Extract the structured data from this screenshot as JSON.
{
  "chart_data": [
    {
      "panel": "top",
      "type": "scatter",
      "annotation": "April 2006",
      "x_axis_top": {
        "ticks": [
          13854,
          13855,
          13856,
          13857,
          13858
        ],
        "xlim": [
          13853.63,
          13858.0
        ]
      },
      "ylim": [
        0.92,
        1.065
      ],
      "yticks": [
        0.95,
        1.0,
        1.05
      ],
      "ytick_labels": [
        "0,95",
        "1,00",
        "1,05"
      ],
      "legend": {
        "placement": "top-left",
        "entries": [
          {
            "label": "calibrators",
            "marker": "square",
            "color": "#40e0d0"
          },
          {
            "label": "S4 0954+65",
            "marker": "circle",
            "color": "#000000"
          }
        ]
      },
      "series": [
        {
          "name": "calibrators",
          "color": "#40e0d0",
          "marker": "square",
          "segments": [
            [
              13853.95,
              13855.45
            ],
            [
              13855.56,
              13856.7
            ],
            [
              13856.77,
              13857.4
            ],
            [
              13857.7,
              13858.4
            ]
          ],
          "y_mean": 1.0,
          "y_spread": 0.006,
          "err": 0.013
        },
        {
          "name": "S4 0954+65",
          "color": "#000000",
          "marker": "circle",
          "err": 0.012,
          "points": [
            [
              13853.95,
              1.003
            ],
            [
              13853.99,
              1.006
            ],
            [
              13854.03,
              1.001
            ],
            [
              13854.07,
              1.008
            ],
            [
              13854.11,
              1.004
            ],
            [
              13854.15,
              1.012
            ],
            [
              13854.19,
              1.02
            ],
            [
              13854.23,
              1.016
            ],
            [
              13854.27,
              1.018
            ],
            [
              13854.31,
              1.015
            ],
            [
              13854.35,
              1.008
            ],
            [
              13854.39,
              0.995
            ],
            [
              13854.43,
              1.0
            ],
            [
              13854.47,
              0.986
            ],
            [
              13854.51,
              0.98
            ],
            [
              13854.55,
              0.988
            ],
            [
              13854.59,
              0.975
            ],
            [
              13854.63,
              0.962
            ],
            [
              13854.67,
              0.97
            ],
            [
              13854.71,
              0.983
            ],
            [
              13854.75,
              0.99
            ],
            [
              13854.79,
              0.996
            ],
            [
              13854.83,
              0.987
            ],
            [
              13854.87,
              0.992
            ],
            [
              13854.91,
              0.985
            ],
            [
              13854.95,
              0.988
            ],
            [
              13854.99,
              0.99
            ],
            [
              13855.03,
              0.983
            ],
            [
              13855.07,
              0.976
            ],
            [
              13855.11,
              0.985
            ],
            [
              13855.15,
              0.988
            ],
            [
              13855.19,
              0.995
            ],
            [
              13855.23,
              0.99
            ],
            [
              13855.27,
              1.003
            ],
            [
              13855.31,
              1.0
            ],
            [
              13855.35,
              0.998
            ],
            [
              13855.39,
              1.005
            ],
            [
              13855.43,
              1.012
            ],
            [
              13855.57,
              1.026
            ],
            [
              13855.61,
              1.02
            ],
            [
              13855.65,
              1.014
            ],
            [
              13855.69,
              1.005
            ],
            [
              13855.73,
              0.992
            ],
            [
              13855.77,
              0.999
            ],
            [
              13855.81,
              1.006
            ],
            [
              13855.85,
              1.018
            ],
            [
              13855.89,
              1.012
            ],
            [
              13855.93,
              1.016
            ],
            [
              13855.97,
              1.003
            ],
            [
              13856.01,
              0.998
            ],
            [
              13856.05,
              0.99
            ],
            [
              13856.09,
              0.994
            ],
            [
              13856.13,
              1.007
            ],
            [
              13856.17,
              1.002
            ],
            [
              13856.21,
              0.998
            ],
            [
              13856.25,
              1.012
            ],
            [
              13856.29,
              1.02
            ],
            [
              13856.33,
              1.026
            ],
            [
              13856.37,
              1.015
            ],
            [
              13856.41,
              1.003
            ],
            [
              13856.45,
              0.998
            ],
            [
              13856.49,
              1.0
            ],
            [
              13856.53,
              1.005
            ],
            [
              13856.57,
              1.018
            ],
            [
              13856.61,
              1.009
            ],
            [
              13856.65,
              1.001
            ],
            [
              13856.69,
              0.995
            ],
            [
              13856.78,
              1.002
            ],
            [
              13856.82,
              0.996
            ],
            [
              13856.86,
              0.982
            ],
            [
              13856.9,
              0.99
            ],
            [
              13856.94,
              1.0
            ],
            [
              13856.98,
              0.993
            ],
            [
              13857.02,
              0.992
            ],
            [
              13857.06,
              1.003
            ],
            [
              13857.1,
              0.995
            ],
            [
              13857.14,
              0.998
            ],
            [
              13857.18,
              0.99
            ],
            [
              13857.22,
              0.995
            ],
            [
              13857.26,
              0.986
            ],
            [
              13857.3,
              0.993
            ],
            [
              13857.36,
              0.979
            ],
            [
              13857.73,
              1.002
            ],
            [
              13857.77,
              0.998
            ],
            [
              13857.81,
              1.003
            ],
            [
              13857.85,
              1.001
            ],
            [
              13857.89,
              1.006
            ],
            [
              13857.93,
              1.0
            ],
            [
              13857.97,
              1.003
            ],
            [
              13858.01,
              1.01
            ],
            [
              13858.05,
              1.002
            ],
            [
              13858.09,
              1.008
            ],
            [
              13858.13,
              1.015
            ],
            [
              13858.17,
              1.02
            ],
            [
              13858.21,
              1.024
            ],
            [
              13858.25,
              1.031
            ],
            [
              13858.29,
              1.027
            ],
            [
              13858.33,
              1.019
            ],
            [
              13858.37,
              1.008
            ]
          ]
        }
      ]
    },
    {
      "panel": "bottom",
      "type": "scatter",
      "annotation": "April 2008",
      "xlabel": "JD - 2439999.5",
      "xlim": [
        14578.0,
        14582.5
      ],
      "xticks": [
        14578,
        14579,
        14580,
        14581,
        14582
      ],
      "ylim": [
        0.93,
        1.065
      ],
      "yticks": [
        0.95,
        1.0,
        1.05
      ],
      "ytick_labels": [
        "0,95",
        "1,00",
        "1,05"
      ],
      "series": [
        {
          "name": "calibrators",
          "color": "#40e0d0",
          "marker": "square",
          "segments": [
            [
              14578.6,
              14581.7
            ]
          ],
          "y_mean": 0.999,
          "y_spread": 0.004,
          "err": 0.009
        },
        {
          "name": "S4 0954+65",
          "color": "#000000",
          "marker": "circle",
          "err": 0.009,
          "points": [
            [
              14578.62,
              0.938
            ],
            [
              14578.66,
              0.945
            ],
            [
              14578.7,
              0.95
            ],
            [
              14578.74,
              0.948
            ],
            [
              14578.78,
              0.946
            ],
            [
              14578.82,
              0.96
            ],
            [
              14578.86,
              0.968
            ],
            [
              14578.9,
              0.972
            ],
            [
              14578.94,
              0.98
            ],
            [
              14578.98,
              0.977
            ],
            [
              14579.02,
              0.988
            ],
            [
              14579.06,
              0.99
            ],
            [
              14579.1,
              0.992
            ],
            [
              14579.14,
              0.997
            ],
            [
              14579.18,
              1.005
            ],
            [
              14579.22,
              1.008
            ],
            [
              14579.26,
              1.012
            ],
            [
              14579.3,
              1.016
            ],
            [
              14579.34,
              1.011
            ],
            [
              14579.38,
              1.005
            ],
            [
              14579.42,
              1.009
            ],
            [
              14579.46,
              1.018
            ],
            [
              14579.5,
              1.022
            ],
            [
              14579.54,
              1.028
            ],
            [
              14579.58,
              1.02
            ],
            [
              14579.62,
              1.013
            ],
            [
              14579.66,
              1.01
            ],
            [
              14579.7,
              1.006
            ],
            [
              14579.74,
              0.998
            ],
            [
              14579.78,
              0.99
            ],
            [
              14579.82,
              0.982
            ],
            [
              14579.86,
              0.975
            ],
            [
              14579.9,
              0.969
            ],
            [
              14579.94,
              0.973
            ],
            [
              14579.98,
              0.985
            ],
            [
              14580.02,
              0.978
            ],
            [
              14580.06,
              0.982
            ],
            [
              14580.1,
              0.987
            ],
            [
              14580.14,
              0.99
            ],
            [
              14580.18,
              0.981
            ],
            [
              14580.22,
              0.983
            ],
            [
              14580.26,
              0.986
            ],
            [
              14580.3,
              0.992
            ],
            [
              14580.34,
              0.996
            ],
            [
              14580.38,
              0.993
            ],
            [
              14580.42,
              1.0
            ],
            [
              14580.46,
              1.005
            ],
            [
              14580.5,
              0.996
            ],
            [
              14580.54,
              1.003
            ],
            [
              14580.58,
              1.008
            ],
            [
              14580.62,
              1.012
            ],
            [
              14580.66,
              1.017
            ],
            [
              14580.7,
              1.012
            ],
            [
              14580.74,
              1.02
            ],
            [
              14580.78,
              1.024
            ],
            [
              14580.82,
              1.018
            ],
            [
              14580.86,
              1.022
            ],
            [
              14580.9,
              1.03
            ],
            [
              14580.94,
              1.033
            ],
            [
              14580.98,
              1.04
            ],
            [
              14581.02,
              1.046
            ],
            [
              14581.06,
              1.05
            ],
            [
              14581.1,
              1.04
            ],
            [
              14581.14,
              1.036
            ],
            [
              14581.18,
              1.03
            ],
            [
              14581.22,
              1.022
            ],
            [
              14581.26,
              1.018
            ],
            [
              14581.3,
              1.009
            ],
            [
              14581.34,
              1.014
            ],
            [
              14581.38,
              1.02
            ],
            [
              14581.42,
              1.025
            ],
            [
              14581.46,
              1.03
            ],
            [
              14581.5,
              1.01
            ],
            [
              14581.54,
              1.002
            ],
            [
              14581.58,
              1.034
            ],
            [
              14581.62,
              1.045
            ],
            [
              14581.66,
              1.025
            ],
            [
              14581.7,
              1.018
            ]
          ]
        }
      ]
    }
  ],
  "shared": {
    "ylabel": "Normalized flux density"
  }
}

※ ※ ※

▶ **TASK DIRECTIONS**: Read the entries and show each line that mentions "annotation".

▶ **TASK OUTPUT**:
      "annotation": "April 2006",
      "annotation": "April 2008",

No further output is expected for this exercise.